Part of a data file:
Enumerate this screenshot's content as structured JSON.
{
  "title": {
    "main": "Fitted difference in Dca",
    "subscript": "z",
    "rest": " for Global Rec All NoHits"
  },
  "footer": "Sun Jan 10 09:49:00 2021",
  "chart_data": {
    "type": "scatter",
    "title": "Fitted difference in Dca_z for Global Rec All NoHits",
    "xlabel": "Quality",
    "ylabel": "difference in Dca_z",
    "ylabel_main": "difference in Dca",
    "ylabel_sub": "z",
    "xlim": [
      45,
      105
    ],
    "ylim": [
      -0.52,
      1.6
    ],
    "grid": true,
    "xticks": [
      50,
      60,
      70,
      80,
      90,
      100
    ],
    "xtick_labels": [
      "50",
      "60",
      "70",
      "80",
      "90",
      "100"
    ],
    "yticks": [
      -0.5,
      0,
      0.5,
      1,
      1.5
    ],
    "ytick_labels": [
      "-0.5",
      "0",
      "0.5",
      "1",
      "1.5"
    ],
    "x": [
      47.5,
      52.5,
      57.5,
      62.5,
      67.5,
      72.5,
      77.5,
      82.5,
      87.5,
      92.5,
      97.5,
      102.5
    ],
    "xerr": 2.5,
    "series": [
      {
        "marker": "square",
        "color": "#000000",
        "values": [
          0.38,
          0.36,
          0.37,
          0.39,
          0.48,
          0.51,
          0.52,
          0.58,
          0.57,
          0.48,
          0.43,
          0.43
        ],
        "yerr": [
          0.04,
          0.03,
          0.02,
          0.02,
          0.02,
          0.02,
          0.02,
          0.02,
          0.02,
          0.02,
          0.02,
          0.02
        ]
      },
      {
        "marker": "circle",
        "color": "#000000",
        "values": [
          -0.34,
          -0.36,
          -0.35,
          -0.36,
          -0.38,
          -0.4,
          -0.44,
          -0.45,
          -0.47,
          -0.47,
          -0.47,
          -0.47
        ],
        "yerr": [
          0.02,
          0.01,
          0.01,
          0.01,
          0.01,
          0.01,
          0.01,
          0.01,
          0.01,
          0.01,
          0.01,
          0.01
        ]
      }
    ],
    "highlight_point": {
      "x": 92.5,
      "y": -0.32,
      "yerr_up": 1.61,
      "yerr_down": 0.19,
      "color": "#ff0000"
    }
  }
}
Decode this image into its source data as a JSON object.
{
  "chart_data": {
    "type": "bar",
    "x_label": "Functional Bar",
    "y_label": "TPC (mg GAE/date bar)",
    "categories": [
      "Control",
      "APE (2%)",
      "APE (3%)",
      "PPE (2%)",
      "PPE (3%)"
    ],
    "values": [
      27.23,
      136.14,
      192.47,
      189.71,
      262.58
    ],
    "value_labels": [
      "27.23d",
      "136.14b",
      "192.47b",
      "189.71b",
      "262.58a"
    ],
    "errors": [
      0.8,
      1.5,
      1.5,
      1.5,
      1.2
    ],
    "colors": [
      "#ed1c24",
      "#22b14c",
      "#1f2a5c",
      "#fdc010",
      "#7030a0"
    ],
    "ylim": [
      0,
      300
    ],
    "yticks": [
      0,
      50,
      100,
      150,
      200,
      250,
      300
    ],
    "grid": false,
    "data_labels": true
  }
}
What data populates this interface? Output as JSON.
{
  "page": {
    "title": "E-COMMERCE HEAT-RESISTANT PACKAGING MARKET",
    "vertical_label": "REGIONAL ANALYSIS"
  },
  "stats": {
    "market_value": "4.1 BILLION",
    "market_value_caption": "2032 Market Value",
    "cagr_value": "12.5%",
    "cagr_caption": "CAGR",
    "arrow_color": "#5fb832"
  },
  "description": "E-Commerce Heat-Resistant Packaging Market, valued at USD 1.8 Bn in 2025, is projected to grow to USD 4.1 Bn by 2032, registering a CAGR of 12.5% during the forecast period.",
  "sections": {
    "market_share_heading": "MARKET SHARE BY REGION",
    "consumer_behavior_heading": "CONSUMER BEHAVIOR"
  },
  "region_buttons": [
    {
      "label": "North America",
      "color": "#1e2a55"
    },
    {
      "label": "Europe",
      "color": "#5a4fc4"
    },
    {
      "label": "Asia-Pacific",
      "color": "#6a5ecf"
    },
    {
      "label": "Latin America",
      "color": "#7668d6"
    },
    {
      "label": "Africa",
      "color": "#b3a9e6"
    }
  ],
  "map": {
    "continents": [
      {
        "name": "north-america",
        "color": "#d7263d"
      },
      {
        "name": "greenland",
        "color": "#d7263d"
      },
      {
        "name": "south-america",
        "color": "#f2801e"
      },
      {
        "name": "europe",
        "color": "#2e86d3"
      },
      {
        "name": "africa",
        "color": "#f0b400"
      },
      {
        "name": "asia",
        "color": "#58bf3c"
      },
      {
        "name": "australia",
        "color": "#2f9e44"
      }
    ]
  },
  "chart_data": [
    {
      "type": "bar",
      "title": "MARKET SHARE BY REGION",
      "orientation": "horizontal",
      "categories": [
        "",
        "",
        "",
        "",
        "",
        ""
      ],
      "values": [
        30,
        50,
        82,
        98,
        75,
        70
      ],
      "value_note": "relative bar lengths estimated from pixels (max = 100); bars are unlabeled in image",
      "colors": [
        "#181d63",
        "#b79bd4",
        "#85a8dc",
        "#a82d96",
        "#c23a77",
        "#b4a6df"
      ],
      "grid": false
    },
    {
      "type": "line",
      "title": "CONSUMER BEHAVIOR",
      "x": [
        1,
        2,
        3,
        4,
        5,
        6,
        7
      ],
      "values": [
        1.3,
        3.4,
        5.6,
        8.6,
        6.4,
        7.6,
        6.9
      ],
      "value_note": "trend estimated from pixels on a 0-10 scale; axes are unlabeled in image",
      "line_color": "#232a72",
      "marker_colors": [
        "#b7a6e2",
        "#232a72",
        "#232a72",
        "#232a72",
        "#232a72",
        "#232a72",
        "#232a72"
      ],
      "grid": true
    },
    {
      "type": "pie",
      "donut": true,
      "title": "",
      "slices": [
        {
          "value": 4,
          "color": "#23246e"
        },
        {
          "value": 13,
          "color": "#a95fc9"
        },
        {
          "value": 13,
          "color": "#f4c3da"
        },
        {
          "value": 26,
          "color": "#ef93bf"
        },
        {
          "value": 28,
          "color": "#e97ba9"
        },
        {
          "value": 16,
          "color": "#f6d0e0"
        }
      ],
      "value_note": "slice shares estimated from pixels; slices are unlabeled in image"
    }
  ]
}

Requirements » Reply with one number only: how many lines of the listing hold "this"?

The result » 3